▶ [SOURCE DATA]:
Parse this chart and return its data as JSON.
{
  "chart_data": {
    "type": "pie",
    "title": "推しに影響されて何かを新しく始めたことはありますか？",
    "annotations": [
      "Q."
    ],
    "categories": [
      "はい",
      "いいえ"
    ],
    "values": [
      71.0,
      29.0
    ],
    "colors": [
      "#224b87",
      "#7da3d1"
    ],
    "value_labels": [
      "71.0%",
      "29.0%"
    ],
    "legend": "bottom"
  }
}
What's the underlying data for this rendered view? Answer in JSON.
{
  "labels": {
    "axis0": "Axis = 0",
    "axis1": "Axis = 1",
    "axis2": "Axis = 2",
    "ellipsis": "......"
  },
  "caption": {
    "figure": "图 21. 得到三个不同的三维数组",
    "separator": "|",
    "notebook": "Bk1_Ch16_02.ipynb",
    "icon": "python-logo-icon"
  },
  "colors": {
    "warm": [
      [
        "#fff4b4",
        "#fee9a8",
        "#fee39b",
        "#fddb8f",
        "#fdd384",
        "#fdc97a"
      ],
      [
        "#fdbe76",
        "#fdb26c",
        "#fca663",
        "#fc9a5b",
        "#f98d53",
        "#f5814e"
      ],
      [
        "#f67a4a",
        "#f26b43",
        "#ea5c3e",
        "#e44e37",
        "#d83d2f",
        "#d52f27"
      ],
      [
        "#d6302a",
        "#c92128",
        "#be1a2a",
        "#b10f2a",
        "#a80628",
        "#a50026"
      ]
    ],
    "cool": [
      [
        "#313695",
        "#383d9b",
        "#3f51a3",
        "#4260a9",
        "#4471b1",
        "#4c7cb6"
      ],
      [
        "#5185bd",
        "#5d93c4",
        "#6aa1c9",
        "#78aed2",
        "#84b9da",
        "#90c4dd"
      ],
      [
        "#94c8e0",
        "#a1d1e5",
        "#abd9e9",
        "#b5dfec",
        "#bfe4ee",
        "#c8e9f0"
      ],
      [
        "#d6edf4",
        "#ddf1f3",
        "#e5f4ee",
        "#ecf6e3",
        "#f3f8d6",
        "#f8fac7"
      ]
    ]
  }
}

▶ [WHAT TO PRODUCE]:
The entries above must be returned exactly.

▶ [REPLY]:
Parse this chart and return its data as JSON.
{
  "chart_data": {
    "type": "pie",
    "title": "推しに影響されて何かを新しく始めたことはありますか？",
    "annotations": [
      "Q."
    ],
    "categories": [
      "はい",
      "いいえ"
    ],
    "values": [
      71.0,
      29.0
    ],
    "colors": [
      "#224b87",
      "#7da3d1"
    ],
    "value_labels": [
      "71.0%",
      "29.0%"
    ],
    "legend": "bottom"
  }
}
What's the underlying data for this rendered view? Answer in JSON.
{
  "labels": {
    "axis0": "Axis = 0",
    "axis1": "Axis = 1",
    "axis2": "Axis = 2",
    "ellipsis": "......"
  },
  "caption": {
    "figure": "图 21. 得到三个不同的三维数组",
    "separator": "|",
    "notebook": "Bk1_Ch16_02.ipynb",
    "icon": "python-logo-icon"
  },
  "colors": {
    "warm": [
      [
        "#fff4b4",
        "#fee9a8",
        "#fee39b",
        "#fddb8f",
        "#fdd384",
        "#fdc97a"
      ],
      [
        "#fdbe76",
        "#fdb26c",
        "#fca663",
        "#fc9a5b",
        "#f98d53",
        "#f5814e"
      ],
      [
        "#f67a4a",
        "#f26b43",
        "#ea5c3e",
        "#e44e37",
        "#d83d2f",
        "#d52f27"
      ],
      [
        "#d6302a",
        "#c92128",
        "#be1a2a",
        "#b10f2a",
        "#a80628",
        "#a50026"
      ]
    ],
    "cool": [
      [
        "#313695",
        "#383d9b",
        "#3f51a3",
        "#4260a9",
        "#4471b1",
        "#4c7cb6"
      ],
      [
        "#5185bd",
        "#5d93c4",
        "#6aa1c9",
        "#78aed2",
        "#84b9da",
        "#90c4dd"
      ],
      [
        "#94c8e0",
        "#a1d1e5",
        "#abd9e9",
        "#b5dfec",
        "#bfe4ee",
        "#c8e9f0"
      ],
      [
        "#d6edf4",
        "#ddf1f3",
        "#e5f4ee",
        "#ecf6e3",
        "#f3f8d6",
        "#f8fac7"
      ]
    ]
  }
}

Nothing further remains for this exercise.